**WHAT YOU SHOULD DO**
Update these items by replacing "Neutral" with "No opinion" and keep everything else the same. Leave the pictures out of your answer.

[start DATA PROVIDED]

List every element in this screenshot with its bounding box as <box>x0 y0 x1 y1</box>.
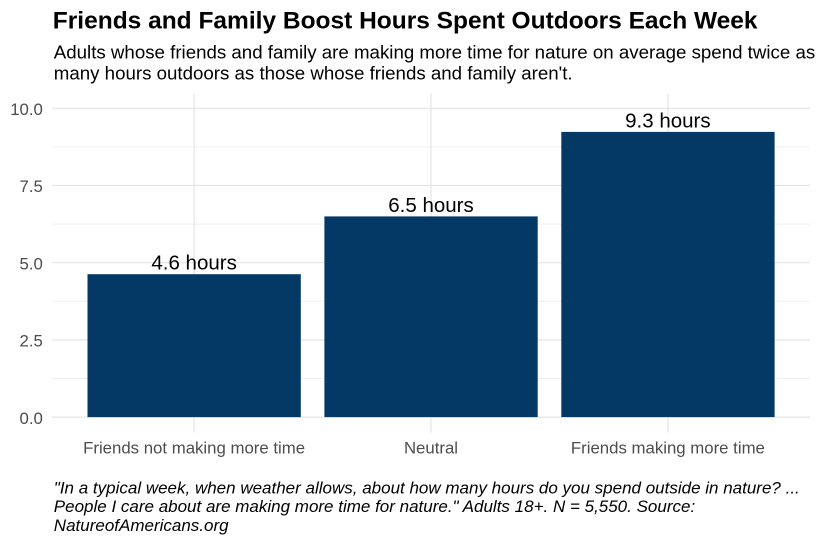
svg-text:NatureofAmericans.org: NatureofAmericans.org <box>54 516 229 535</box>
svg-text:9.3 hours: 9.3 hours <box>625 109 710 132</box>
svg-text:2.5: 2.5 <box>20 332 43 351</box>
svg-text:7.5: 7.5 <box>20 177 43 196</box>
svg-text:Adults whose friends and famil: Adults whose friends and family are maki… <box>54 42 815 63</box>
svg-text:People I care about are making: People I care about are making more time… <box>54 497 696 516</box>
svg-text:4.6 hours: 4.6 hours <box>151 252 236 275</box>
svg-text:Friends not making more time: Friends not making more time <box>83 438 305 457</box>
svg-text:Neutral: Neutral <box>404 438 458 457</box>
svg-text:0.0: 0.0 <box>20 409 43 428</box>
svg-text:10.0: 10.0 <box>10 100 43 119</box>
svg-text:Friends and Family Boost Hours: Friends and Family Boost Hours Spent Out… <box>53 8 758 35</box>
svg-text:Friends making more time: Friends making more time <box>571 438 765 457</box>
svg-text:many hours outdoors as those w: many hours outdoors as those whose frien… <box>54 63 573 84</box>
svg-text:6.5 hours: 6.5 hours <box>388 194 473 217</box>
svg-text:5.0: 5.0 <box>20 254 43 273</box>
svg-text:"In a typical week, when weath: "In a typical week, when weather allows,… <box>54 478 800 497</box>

[end DATA PROVIDED]

**EXERCISE ANSWER**
List every element in this screenshot with its bounding box as <box>x0 y0 x1 y1</box>.
svg-text:NatureofAmericans.org: NatureofAmericans.org <box>54 516 229 535</box>
svg-text:9.3 hours: 9.3 hours <box>625 109 710 132</box>
svg-text:2.5: 2.5 <box>20 332 43 351</box>
svg-text:7.5: 7.5 <box>20 177 43 196</box>
svg-text:Adults whose friends and famil: Adults whose friends and family are maki… <box>54 42 815 63</box>
svg-text:People I care about are making: People I care about are making more time… <box>54 497 696 516</box>
svg-text:4.6 hours: 4.6 hours <box>151 252 236 275</box>
svg-text:Friends not making more time: Friends not making more time <box>83 438 305 457</box>
svg-text:No opinion: No opinion <box>404 438 458 457</box>
svg-text:0.0: 0.0 <box>20 409 43 428</box>
svg-text:10.0: 10.0 <box>10 100 43 119</box>
svg-text:Friends and Family Boost Hours: Friends and Family Boost Hours Spent Out… <box>53 8 758 35</box>
svg-text:Friends making more time: Friends making more time <box>571 438 765 457</box>
svg-text:many hours outdoors as those w: many hours outdoors as those whose frien… <box>54 63 573 84</box>
svg-text:6.5 hours: 6.5 hours <box>388 194 473 217</box>
svg-text:5.0: 5.0 <box>20 254 43 273</box>
svg-text:"In a typical week, when weath: "In a typical week, when weather allows,… <box>54 478 800 497</box>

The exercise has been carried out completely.